**** Data shown

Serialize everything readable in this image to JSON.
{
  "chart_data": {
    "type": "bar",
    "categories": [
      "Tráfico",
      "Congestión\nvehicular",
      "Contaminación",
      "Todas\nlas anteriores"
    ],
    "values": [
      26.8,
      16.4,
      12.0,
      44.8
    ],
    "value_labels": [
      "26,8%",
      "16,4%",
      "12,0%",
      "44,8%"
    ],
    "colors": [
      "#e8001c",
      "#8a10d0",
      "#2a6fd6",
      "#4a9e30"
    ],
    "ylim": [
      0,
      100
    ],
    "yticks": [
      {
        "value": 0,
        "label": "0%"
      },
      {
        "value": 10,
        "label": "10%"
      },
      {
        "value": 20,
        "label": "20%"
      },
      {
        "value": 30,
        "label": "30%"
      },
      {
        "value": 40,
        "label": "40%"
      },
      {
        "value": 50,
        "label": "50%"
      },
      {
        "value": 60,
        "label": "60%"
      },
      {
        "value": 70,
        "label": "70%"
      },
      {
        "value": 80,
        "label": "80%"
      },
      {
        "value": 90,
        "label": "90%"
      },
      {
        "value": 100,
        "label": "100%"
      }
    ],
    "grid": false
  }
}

********

What the task asks: Without leaving anything out, give the entries again exactly.

Output:
Serialize everything readable in this image to JSON.
{
  "chart_data": {
    "type": "bar",
    "categories": [
      "Tráfico",
      "Congestión\nvehicular",
      "Contaminación",
      "Todas\nlas anteriores"
    ],
    "values": [
      26.8,
      16.4,
      12.0,
      44.8
    ],
    "value_labels": [
      "26,8%",
      "16,4%",
      "12,0%",
      "44,8%"
    ],
    "colors": [
      "#e8001c",
      "#8a10d0",
      "#2a6fd6",
      "#4a9e30"
    ],
    "ylim": [
      0,
      100
    ],
    "yticks": [
      {
        "value": 0,
        "label": "0%"
      },
      {
        "value": 10,
        "label": "10%"
      },
      {
        "value": 20,
        "label": "20%"
      },
      {
        "value": 30,
        "label": "30%"
      },
      {
        "value": 40,
        "label": "40%"
      },
      {
        "value": 50,
        "label": "50%"
      },
      {
        "value": 60,
        "label": "60%"
      },
      {
        "value": 70,
        "label": "70%"
      },
      {
        "value": 80,
        "label": "80%"
      },
      {
        "value": 90,
        "label": "90%"
      },
      {
        "value": 100,
        "label": "100%"
      }
    ],
    "grid": false
  }
}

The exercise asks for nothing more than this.